Write the records below out again exactly as given, with no images.

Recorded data
━━━━━━━━━━━━━━━━━━━━

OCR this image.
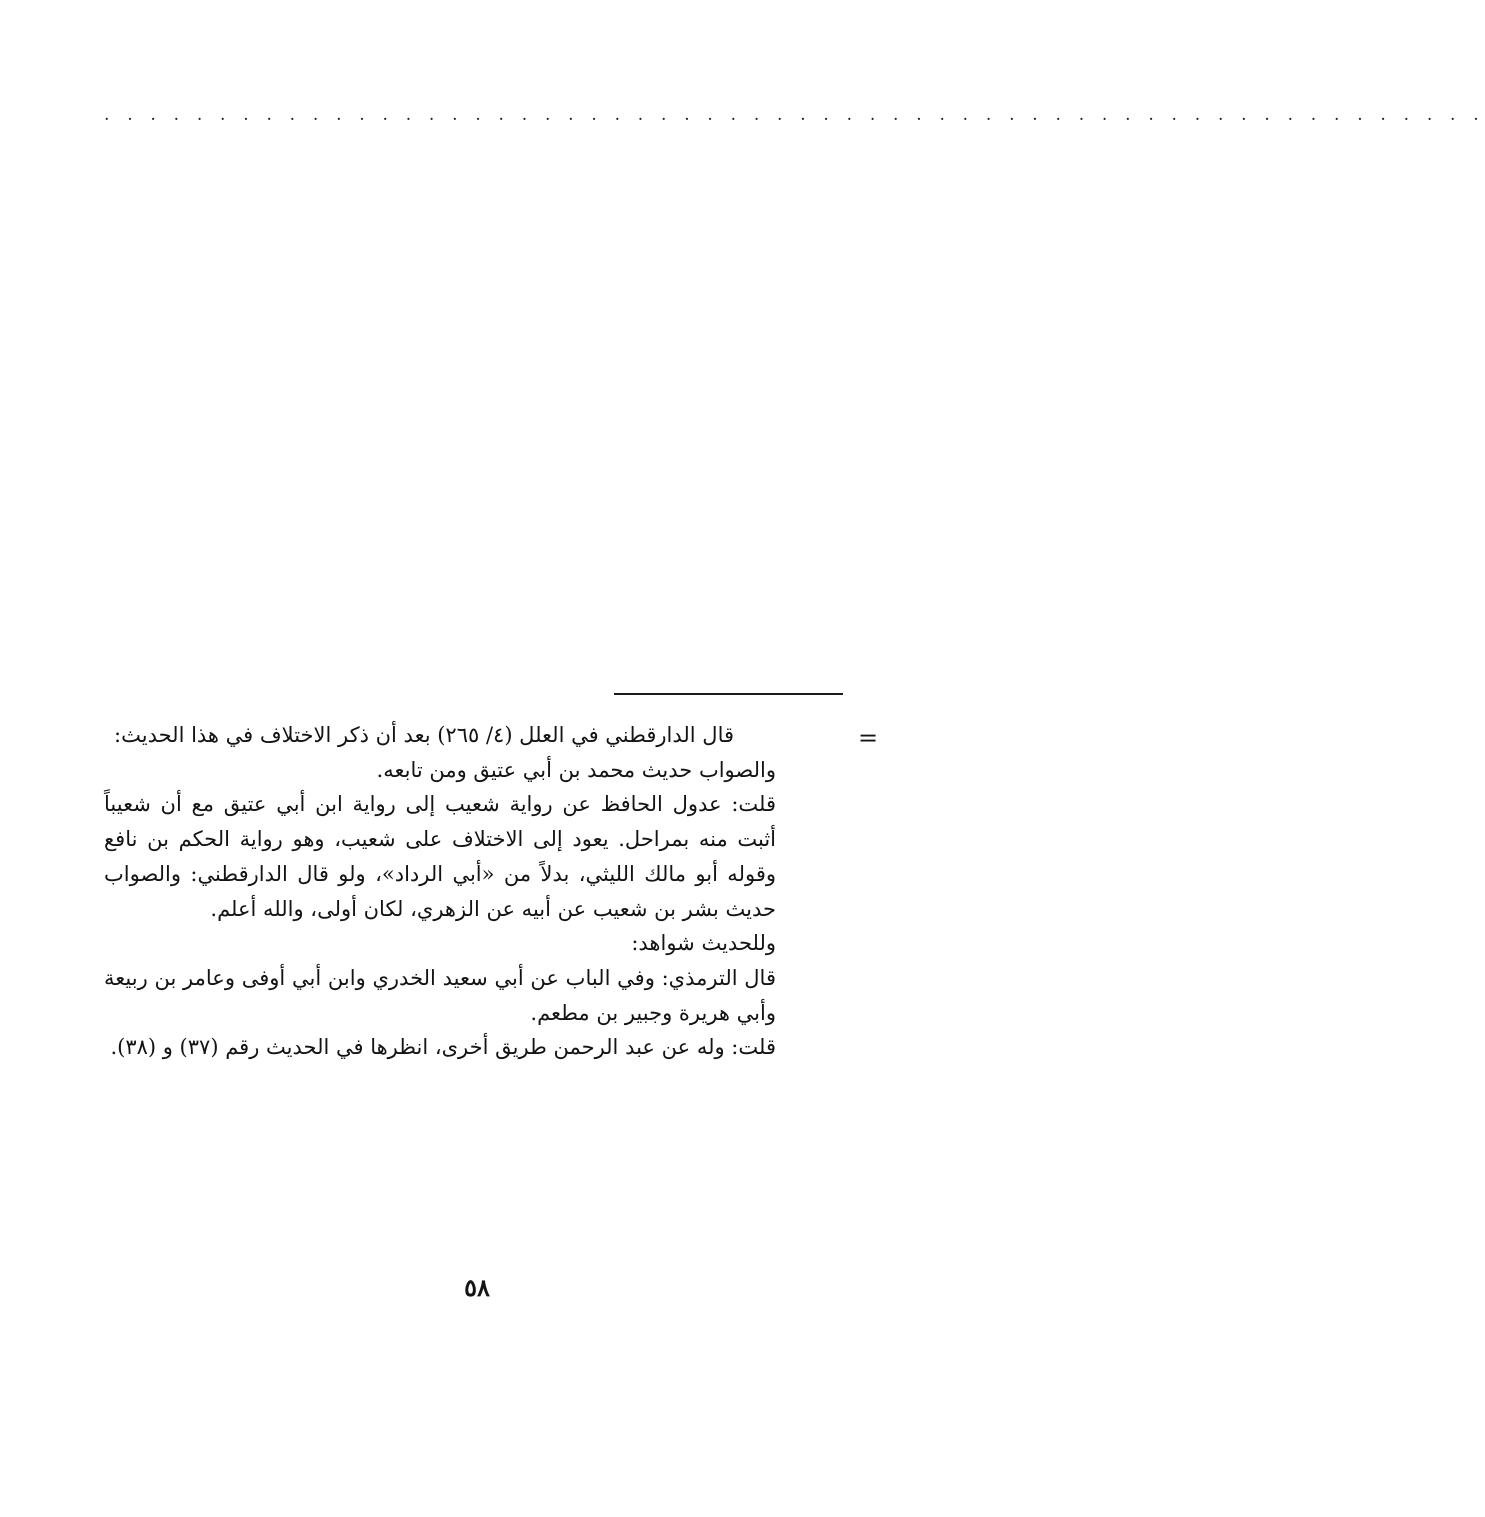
. . . . . . . . . . . . . . . . . . . . . . . . . . . . . . . . . . . . . . . . . . . . . . . . . . . . . . . . . . . .
=

قال الدارقطني في العلل (٤/ ٢٦٥) بعد أن ذكر الاختلاف في هذا الحديث:

والصواب حديث محمد بن أبي عتيق ومن تابعه.

قلت: عدول الحافظ عن رواية شعيب إلى رواية ابن أبي عتيق مع أن شعيباً أثبت منه بمراحل. يعود إلى الاختلاف على شعيب، وهو رواية الحكم بن نافع وقوله أبو مالك الليثي، بدلاً من «أبي الرداد»، ولو قال الدارقطني: والصواب حديث بشر بن شعيب عن أبيه عن الزهري، لكان أولى، والله أعلم.

وللحديث شواهد:

قال الترمذي: وفي الباب عن أبي سعيد الخدري وابن أبي أوفى وعامر بن ربيعة وأبي هريرة وجبير بن مطعم.

قلت: وله عن عبد الرحمن طريق أخرى، انظرها في الحديث رقم (٣٧) و (٣٨).

٥٨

━━━━━━━━━━━━━━━━━━━━

Solution for this task:
OCR this image.
. . . . . . . . . . . . . . . . . . . . . . . . . . . . . . . . . . . . . . . . . . . . . . . . . . . . . . . . . . . .
=

قال الدارقطني في العلل (٤/ ٢٦٥) بعد أن ذكر الاختلاف في هذا الحديث:

والصواب حديث محمد بن أبي عتيق ومن تابعه.

قلت: عدول الحافظ عن رواية شعيب إلى رواية ابن أبي عتيق مع أن شعيباً أثبت منه بمراحل. يعود إلى الاختلاف على شعيب، وهو رواية الحكم بن نافع وقوله أبو مالك الليثي، بدلاً من «أبي الرداد»، ولو قال الدارقطني: والصواب حديث بشر بن شعيب عن أبيه عن الزهري، لكان أولى، والله أعلم.

وللحديث شواهد:

قال الترمذي: وفي الباب عن أبي سعيد الخدري وابن أبي أوفى وعامر بن ربيعة وأبي هريرة وجبير بن مطعم.

قلت: وله عن عبد الرحمن طريق أخرى، انظرها في الحديث رقم (٣٧) و (٣٨).

٥٨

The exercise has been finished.